Data entries:
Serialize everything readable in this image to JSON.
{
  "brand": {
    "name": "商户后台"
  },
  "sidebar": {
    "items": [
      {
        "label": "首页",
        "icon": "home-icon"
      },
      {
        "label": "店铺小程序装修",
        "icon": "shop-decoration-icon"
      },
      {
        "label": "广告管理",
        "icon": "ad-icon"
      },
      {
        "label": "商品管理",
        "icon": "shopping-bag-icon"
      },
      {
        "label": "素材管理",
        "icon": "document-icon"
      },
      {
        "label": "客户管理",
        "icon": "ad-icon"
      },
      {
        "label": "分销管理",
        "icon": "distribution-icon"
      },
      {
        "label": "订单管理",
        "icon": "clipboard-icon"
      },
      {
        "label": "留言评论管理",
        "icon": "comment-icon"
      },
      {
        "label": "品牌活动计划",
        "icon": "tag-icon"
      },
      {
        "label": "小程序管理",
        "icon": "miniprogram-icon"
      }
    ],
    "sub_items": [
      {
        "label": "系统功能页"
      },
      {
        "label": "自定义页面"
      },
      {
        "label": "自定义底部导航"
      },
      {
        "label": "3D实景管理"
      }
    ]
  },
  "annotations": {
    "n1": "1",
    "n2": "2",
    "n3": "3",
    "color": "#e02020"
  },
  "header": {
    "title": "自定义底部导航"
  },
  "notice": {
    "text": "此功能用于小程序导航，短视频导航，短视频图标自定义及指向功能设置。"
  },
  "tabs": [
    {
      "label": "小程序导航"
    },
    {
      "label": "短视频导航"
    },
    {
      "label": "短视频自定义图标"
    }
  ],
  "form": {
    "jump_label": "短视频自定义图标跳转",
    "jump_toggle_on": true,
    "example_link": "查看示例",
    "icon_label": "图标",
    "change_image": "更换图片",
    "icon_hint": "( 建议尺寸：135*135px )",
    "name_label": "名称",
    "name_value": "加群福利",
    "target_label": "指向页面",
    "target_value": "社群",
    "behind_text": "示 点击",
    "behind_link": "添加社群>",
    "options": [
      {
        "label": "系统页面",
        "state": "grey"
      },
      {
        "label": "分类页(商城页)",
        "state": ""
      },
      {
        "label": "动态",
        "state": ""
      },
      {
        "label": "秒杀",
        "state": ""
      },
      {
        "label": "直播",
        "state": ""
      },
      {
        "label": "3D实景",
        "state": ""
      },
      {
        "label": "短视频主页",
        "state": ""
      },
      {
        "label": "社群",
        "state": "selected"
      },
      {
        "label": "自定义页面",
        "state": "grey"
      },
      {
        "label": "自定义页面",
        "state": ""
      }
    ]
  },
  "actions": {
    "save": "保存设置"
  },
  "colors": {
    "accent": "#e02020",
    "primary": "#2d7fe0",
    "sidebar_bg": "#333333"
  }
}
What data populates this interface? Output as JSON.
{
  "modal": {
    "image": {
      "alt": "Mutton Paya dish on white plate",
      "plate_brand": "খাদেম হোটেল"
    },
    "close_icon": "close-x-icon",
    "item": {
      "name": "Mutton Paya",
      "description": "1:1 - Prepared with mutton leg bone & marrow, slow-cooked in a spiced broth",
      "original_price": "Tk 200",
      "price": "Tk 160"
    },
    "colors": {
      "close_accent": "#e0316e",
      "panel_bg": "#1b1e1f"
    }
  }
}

- _Your goal_:
Review the material and copy each line in which the word "this" appears.

- _Full output_:
Serialize everything readable in this image to JSON.
What data populates this interface? Output as JSON.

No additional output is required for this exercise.